[Extracted data entries]
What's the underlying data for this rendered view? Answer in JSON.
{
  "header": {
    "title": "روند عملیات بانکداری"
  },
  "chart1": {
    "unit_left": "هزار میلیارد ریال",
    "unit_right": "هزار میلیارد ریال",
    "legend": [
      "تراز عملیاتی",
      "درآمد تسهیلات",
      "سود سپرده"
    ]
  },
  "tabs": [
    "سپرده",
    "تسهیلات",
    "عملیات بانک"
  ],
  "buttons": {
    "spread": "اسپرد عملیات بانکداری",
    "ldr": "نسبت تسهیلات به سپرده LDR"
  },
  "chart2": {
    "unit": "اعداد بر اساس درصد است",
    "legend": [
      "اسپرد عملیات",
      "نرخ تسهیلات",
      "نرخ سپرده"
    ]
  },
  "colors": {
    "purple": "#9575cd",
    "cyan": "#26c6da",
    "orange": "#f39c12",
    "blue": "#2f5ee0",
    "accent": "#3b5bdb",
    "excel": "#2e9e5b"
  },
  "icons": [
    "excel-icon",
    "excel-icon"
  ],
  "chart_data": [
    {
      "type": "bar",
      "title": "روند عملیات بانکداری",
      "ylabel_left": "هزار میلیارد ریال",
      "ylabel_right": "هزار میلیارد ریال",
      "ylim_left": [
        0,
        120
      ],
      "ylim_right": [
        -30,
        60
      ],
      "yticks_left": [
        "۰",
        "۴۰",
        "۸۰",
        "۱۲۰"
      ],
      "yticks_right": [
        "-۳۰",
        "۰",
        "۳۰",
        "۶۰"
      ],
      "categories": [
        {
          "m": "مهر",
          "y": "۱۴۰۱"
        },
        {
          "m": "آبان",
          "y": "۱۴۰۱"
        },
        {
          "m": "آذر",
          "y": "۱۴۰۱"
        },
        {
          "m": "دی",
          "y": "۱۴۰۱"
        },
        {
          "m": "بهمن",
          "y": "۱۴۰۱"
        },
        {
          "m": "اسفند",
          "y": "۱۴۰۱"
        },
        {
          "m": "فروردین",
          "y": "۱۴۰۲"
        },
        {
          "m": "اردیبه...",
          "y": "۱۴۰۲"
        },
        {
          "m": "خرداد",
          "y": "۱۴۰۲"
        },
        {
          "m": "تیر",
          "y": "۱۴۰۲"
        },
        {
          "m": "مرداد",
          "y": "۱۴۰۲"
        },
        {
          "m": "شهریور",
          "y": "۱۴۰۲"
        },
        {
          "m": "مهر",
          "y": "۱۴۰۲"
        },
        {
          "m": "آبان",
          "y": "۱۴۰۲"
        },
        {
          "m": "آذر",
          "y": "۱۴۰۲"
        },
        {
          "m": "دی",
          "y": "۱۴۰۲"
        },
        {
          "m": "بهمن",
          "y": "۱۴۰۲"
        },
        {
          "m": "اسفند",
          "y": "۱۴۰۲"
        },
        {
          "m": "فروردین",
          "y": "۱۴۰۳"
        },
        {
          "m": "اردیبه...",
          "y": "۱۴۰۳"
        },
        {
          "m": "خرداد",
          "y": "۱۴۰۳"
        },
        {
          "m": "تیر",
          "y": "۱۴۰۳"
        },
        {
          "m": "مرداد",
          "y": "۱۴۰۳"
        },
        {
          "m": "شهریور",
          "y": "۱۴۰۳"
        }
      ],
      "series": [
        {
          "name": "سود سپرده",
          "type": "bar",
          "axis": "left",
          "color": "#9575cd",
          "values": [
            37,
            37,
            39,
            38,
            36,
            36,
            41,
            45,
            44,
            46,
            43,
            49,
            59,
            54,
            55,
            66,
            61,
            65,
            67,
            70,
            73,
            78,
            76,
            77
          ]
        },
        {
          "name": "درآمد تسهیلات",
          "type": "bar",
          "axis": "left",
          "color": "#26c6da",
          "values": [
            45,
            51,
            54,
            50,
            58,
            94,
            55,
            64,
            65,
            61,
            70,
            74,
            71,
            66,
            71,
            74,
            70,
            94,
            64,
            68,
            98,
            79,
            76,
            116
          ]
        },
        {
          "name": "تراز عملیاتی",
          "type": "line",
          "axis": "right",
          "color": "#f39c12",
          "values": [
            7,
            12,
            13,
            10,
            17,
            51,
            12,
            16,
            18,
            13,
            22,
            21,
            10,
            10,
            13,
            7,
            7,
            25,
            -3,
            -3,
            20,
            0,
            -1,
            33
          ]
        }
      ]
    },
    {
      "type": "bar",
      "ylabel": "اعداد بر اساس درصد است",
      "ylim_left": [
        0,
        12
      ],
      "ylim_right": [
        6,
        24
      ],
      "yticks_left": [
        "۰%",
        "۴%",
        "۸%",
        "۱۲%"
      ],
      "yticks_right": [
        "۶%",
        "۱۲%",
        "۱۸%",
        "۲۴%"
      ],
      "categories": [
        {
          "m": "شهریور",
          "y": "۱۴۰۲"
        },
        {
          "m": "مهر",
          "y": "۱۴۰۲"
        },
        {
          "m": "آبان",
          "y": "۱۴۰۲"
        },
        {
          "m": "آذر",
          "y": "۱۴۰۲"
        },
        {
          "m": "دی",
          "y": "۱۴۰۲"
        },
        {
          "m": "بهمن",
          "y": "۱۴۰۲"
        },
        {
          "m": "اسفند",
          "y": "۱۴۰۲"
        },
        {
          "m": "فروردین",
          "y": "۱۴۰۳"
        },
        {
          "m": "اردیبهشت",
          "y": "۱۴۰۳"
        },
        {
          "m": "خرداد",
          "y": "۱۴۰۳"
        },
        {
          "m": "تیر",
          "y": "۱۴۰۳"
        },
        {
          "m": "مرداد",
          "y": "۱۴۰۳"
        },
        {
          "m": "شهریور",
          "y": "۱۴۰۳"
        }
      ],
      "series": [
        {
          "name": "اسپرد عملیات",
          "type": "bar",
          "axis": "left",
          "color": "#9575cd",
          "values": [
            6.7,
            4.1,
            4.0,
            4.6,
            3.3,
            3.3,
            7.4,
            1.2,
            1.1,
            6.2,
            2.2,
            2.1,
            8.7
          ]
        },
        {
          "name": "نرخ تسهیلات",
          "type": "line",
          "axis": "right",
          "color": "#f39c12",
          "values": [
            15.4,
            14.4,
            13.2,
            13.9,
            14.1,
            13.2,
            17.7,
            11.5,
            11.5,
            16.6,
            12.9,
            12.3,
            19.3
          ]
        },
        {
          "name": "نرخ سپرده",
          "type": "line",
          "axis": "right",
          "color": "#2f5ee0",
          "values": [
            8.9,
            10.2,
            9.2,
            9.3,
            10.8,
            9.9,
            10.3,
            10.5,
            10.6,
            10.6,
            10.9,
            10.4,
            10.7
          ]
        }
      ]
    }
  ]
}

### INSTRUCTIONS TO FOLLOW
List every line above that contains the word "هزار".

### FULL SOLUTION
    "unit_left": "هزار میلیارد ریال",
    "unit_right": "هزار میلیارد ریال",
      "ylabel_left": "هزار میلیارد ریال",
      "ylabel_right": "هزار میلیارد ریال",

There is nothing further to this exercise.